» Requirement
Return all of the lines below exactly as they are.

» Dataset content

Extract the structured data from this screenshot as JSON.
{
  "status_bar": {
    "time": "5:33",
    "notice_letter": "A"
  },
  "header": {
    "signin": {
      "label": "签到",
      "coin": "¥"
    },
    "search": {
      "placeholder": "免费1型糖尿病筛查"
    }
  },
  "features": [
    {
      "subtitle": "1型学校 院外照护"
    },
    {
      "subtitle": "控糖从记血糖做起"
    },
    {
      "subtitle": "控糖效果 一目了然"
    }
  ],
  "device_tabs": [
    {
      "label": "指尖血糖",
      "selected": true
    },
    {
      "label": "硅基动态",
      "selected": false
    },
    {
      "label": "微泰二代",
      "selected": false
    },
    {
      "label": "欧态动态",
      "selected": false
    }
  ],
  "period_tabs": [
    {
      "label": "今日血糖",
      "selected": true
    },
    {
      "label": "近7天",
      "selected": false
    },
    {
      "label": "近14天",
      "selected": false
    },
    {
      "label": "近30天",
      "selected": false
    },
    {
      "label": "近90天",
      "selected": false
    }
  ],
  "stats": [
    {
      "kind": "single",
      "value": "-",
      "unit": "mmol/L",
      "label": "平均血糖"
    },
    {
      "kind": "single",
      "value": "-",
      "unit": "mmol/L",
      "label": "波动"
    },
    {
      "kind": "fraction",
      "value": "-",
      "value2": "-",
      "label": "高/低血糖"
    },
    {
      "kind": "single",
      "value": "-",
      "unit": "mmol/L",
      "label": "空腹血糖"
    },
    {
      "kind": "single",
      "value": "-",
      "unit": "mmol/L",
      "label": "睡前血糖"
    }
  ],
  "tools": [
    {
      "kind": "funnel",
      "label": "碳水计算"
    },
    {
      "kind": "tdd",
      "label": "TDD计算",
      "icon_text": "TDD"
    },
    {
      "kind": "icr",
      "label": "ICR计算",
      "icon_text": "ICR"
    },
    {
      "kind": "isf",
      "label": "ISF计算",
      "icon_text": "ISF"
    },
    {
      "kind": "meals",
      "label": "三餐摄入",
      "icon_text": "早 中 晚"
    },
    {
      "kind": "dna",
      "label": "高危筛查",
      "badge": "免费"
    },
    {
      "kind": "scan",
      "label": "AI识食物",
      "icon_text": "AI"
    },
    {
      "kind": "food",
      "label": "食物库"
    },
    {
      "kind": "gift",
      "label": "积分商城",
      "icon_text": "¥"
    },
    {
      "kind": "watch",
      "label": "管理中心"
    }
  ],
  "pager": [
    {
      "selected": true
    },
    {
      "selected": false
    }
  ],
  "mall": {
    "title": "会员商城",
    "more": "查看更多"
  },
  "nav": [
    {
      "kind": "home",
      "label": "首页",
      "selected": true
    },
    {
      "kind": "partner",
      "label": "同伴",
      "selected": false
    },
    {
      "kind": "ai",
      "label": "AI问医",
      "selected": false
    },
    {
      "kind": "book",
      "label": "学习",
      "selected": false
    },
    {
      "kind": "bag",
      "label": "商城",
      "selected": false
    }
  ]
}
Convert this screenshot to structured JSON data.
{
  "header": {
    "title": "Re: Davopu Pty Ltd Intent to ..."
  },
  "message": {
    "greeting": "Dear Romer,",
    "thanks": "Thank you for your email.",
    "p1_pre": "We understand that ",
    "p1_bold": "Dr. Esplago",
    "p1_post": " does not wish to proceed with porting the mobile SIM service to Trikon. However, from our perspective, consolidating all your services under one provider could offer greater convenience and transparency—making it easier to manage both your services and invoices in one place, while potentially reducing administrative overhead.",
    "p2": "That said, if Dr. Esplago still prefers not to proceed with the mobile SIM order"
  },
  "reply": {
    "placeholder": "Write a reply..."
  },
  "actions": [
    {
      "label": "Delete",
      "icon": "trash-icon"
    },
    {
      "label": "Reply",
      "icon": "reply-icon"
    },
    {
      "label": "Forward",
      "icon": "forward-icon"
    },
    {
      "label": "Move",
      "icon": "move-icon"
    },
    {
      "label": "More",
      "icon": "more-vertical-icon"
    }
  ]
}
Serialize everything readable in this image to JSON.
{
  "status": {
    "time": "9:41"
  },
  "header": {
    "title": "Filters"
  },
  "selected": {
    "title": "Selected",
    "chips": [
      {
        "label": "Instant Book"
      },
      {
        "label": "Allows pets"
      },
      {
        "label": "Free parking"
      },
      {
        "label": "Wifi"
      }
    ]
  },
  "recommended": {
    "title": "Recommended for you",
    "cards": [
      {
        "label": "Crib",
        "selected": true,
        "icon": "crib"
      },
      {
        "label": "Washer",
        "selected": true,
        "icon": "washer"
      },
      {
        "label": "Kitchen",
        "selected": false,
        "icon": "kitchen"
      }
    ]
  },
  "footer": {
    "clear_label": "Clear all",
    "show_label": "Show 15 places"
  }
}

» The result
Extract the structured data from this screenshot as JSON.
{
  "status_bar": {
    "time": "5:33",
    "notice_letter": "A"
  },
  "header": {
    "signin": {
      "label": "签到",
      "coin": "¥"
    },
    "search": {
      "placeholder": "免费1型糖尿病筛查"
    }
  },
  "features": [
    {
      "subtitle": "1型学校 院外照护"
    },
    {
      "subtitle": "控糖从记血糖做起"
    },
    {
      "subtitle": "控糖效果 一目了然"
    }
  ],
  "device_tabs": [
    {
      "label": "指尖血糖",
      "selected": true
    },
    {
      "label": "硅基动态",
      "selected": false
    },
    {
      "label": "微泰二代",
      "selected": false
    },
    {
      "label": "欧态动态",
      "selected": false
    }
  ],
  "period_tabs": [
    {
      "label": "今日血糖",
      "selected": true
    },
    {
      "label": "近7天",
      "selected": false
    },
    {
      "label": "近14天",
      "selected": false
    },
    {
      "label": "近30天",
      "selected": false
    },
    {
      "label": "近90天",
      "selected": false
    }
  ],
  "stats": [
    {
      "kind": "single",
      "value": "-",
      "unit": "mmol/L",
      "label": "平均血糖"
    },
    {
      "kind": "single",
      "value": "-",
      "unit": "mmol/L",
      "label": "波动"
    },
    {
      "kind": "fraction",
      "value": "-",
      "value2": "-",
      "label": "高/低血糖"
    },
    {
      "kind": "single",
      "value": "-",
      "unit": "mmol/L",
      "label": "空腹血糖"
    },
    {
      "kind": "single",
      "value": "-",
      "unit": "mmol/L",
      "label": "睡前血糖"
    }
  ],
  "tools": [
    {
      "kind": "funnel",
      "label": "碳水计算"
    },
    {
      "kind": "tdd",
      "label": "TDD计算",
      "icon_text": "TDD"
    },
    {
      "kind": "icr",
      "label": "ICR计算",
      "icon_text": "ICR"
    },
    {
      "kind": "isf",
      "label": "ISF计算",
      "icon_text": "ISF"
    },
    {
      "kind": "meals",
      "label": "三餐摄入",
      "icon_text": "早 中 晚"
    },
    {
      "kind": "dna",
      "label": "高危筛查",
      "badge": "免费"
    },
    {
      "kind": "scan",
      "label": "AI识食物",
      "icon_text": "AI"
    },
    {
      "kind": "food",
      "label": "食物库"
    },
    {
      "kind": "gift",
      "label": "积分商城",
      "icon_text": "¥"
    },
    {
      "kind": "watch",
      "label": "管理中心"
    }
  ],
  "pager": [
    {
      "selected": true
    },
    {
      "selected": false
    }
  ],
  "mall": {
    "title": "会员商城",
    "more": "查看更多"
  },
  "nav": [
    {
      "kind": "home",
      "label": "首页",
      "selected": true
    },
    {
      "kind": "partner",
      "label": "同伴",
      "selected": false
    },
    {
      "kind": "ai",
      "label": "AI问医",
      "selected": false
    },
    {
      "kind": "book",
      "label": "学习",
      "selected": false
    },
    {
      "kind": "bag",
      "label": "商城",
      "selected": false
    }
  ]
}
Convert this screenshot to structured JSON data.
{
  "header": {
    "title": "Re: Davopu Pty Ltd Intent to ..."
  },
  "message": {
    "greeting": "Dear Romer,",
    "thanks": "Thank you for your email.",
    "p1_pre": "We understand that ",
    "p1_bold": "Dr. Esplago",
    "p1_post": " does not wish to proceed with porting the mobile SIM service to Trikon. However, from our perspective, consolidating all your services under one provider could offer greater convenience and transparency—making it easier to manage both your services and invoices in one place, while potentially reducing administrative overhead.",
    "p2": "That said, if Dr. Esplago still prefers not to proceed with the mobile SIM order"
  },
  "reply": {
    "placeholder": "Write a reply..."
  },
  "actions": [
    {
      "label": "Delete",
      "icon": "trash-icon"
    },
    {
      "label": "Reply",
      "icon": "reply-icon"
    },
    {
      "label": "Forward",
      "icon": "forward-icon"
    },
    {
      "label": "Move",
      "icon": "move-icon"
    },
    {
      "label": "More",
      "icon": "more-vertical-icon"
    }
  ]
}
Serialize everything readable in this image to JSON.
{
  "status": {
    "time": "9:41"
  },
  "header": {
    "title": "Filters"
  },
  "selected": {
    "title": "Selected",
    "chips": [
      {
        "label": "Instant Book"
      },
      {
        "label": "Allows pets"
      },
      {
        "label": "Free parking"
      },
      {
        "label": "Wifi"
      }
    ]
  },
  "recommended": {
    "title": "Recommended for you",
    "cards": [
      {
        "label": "Crib",
        "selected": true,
        "icon": "crib"
      },
      {
        "label": "Washer",
        "selected": true,
        "icon": "washer"
      },
      {
        "label": "Kitchen",
        "selected": false,
        "icon": "kitchen"
      }
    ]
  },
  "footer": {
    "clear_label": "Clear all",
    "show_label": "Show 15 places"
  }
}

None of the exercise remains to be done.